## START
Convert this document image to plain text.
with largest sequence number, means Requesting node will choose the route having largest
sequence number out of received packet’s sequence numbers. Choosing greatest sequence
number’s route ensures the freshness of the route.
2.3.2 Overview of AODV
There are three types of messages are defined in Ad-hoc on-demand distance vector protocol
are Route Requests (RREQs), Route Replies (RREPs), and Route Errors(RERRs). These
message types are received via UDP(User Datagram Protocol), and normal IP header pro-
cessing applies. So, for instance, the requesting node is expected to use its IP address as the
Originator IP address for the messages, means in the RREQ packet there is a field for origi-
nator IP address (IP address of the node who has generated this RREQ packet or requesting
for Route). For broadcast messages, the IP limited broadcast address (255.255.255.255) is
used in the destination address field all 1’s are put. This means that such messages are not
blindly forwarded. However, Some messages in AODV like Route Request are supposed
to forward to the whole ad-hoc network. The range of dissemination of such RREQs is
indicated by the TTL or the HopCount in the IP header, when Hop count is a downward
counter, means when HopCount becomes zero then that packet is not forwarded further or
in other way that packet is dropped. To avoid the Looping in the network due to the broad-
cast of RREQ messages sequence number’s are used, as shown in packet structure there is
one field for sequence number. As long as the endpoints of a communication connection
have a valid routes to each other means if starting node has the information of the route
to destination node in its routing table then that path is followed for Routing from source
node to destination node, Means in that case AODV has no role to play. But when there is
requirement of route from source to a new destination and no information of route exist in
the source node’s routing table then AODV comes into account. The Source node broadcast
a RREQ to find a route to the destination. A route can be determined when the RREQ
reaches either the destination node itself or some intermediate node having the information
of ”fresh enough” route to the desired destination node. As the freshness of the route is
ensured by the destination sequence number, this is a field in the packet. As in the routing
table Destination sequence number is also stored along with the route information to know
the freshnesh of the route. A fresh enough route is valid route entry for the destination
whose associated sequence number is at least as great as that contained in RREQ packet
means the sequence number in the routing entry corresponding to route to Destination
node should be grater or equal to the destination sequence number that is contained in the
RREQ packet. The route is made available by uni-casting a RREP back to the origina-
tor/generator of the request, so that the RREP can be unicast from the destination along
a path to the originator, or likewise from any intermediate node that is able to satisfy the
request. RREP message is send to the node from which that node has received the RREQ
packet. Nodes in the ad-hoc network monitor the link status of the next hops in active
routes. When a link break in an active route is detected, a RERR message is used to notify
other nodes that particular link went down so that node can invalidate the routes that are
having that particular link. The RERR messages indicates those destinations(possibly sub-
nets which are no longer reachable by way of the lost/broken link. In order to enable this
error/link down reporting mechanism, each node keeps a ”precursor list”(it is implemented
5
## END
Reproduce all of the material above word for word.

= TASK RESULT =
Convert this document image to plain text.
with largest sequence number, means Requesting node will choose the route having largest
sequence number out of received packet’s sequence numbers. Choosing greatest sequence
number’s route ensures the freshness of the route.
2.3.2 Overview of AODV
There are three types of messages are defined in Ad-hoc on-demand distance vector protocol
are Route Requests (RREQs), Route Replies (RREPs), and Route Errors(RERRs). These
message types are received via UDP(User Datagram Protocol), and normal IP header pro-
cessing applies. So, for instance, the requesting node is expected to use its IP address as the
Originator IP address for the messages, means in the RREQ packet there is a field for origi-
nator IP address (IP address of the node who has generated this RREQ packet or requesting
for Route). For broadcast messages, the IP limited broadcast address (255.255.255.255) is
used in the destination address field all 1’s are put. This means that such messages are not
blindly forwarded. However, Some messages in AODV like Route Request are supposed
to forward to the whole ad-hoc network. The range of dissemination of such RREQs is
indicated by the TTL or the HopCount in the IP header, when Hop count is a downward
counter, means when HopCount becomes zero then that packet is not forwarded further or
in other way that packet is dropped. To avoid the Looping in the network due to the broad-
cast of RREQ messages sequence number’s are used, as shown in packet structure there is
one field for sequence number. As long as the endpoints of a communication connection
have a valid routes to each other means if starting node has the information of the route
to destination node in its routing table then that path is followed for Routing from source
node to destination node, Means in that case AODV has no role to play. But when there is
requirement of route from source to a new destination and no information of route exist in
the source node’s routing table then AODV comes into account. The Source node broadcast
a RREQ to find a route to the destination. A route can be determined when the RREQ
reaches either the destination node itself or some intermediate node having the information
of ”fresh enough” route to the desired destination node. As the freshness of the route is
ensured by the destination sequence number, this is a field in the packet. As in the routing
table Destination sequence number is also stored along with the route information to know
the freshnesh of the route. A fresh enough route is valid route entry for the destination
whose associated sequence number is at least as great as that contained in RREQ packet
means the sequence number in the routing entry corresponding to route to Destination
node should be grater or equal to the destination sequence number that is contained in the
RREQ packet. The route is made available by uni-casting a RREP back to the origina-
tor/generator of the request, so that the RREP can be unicast from the destination along
a path to the originator, or likewise from any intermediate node that is able to satisfy the
request. RREP message is send to the node from which that node has received the RREQ
packet. Nodes in the ad-hoc network monitor the link status of the next hops in active
routes. When a link break in an active route is detected, a RERR message is used to notify
other nodes that particular link went down so that node can invalidate the routes that are
having that particular link. The RERR messages indicates those destinations(possibly sub-
nets which are no longer reachable by way of the lost/broken link. In order to enable this
error/link down reporting mechanism, each node keeps a ”precursor list”(it is implemented
5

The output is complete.